* begin Exercise material *
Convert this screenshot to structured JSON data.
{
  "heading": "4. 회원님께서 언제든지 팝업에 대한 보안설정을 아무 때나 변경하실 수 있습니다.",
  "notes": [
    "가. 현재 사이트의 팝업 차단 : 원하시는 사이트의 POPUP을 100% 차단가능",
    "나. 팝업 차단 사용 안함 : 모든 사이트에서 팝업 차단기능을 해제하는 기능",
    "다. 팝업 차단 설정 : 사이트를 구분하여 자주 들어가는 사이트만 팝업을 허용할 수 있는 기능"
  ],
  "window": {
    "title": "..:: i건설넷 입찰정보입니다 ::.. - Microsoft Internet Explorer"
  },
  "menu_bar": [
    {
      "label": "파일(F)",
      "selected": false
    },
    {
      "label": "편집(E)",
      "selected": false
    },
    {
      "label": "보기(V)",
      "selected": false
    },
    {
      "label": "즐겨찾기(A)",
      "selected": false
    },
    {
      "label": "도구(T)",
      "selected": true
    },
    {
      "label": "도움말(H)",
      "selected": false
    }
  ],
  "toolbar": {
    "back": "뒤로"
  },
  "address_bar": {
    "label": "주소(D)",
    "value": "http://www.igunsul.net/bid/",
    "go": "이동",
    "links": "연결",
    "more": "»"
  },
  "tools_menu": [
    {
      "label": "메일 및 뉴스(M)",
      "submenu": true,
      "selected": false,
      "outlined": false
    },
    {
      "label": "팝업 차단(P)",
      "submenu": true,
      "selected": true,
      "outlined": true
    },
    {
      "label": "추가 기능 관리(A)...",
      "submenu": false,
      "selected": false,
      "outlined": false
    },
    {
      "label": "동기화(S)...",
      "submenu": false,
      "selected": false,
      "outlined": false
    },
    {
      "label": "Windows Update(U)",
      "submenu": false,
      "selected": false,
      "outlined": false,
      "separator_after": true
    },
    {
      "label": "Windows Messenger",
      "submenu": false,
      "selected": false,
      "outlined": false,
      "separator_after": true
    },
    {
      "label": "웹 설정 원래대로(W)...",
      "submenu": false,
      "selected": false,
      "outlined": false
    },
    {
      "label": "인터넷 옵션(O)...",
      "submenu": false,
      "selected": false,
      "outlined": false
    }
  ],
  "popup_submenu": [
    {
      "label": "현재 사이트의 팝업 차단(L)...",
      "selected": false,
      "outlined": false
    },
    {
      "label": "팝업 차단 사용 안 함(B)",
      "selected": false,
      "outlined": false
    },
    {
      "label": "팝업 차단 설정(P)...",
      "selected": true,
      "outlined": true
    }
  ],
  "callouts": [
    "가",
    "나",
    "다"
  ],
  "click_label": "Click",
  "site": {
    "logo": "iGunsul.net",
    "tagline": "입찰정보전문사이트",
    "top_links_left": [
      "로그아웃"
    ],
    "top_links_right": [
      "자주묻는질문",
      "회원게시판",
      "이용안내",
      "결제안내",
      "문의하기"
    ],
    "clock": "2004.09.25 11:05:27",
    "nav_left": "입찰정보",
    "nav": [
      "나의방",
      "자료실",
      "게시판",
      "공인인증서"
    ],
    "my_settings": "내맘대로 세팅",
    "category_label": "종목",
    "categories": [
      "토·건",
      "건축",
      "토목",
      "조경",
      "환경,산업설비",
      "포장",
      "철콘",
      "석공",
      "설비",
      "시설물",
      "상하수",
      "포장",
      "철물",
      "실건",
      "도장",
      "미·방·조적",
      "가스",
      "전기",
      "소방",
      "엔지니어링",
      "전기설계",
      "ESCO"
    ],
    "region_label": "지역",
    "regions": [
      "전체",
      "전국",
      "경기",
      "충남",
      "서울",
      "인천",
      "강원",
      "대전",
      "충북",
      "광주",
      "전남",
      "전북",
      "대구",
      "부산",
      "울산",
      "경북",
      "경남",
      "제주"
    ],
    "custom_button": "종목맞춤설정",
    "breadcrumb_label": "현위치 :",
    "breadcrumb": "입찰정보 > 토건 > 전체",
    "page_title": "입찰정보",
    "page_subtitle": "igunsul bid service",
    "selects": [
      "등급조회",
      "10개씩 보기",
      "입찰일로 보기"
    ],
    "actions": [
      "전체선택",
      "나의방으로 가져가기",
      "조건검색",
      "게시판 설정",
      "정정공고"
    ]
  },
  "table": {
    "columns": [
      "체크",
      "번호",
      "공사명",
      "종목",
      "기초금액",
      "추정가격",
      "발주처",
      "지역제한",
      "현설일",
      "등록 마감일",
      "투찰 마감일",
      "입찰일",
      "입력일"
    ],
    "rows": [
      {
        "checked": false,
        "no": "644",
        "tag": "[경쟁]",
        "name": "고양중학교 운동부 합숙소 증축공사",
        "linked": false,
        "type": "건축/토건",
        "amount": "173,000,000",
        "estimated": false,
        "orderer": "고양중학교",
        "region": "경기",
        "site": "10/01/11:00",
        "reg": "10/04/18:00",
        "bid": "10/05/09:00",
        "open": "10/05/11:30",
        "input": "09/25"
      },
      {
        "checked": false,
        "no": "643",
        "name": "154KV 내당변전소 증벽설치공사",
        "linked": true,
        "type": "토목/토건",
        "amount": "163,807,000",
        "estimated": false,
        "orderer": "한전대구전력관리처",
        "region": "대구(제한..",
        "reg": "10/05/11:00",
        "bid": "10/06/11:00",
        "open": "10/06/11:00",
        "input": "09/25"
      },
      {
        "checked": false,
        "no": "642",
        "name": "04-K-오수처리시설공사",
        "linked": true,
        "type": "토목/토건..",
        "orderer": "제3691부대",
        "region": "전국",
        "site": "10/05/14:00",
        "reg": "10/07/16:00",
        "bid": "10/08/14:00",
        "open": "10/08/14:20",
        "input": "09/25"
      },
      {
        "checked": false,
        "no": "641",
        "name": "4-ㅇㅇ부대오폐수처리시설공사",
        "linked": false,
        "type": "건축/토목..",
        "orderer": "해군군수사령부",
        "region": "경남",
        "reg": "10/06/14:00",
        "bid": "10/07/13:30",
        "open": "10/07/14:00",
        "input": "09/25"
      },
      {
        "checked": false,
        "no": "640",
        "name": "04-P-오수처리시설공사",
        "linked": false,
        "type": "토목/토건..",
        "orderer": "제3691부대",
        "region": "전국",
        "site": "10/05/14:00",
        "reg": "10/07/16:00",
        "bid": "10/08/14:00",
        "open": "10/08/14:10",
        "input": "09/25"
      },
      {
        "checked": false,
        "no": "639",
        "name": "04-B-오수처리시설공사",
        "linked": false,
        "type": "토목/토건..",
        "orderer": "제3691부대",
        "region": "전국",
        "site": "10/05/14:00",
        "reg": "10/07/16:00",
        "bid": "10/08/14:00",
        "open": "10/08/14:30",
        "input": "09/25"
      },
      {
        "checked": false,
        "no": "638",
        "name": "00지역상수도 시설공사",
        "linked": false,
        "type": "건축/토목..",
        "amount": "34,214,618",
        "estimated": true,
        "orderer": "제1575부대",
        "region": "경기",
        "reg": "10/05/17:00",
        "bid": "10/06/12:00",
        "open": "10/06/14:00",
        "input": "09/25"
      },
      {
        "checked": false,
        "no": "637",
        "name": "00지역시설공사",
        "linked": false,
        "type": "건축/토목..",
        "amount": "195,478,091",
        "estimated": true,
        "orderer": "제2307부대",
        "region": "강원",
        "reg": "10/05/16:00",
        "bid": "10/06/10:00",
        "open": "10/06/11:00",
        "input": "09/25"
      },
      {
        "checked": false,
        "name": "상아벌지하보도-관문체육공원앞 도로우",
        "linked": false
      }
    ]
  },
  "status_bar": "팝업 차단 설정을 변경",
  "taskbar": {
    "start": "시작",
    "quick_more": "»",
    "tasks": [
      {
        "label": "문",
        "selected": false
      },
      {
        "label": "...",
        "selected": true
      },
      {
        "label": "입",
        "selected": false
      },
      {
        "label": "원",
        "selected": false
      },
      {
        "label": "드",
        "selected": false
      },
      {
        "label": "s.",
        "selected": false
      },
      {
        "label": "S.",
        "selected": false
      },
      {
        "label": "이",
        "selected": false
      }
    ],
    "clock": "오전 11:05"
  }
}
* end Exercise material *
Exercise prompt -
Each line with the string "amount" in it needs to be found and copied.

Written answer -
        "amount": "173,000,000",
        "amount": "163,807,000",
        "amount": "34,214,618",
        "amount": "195,478,091",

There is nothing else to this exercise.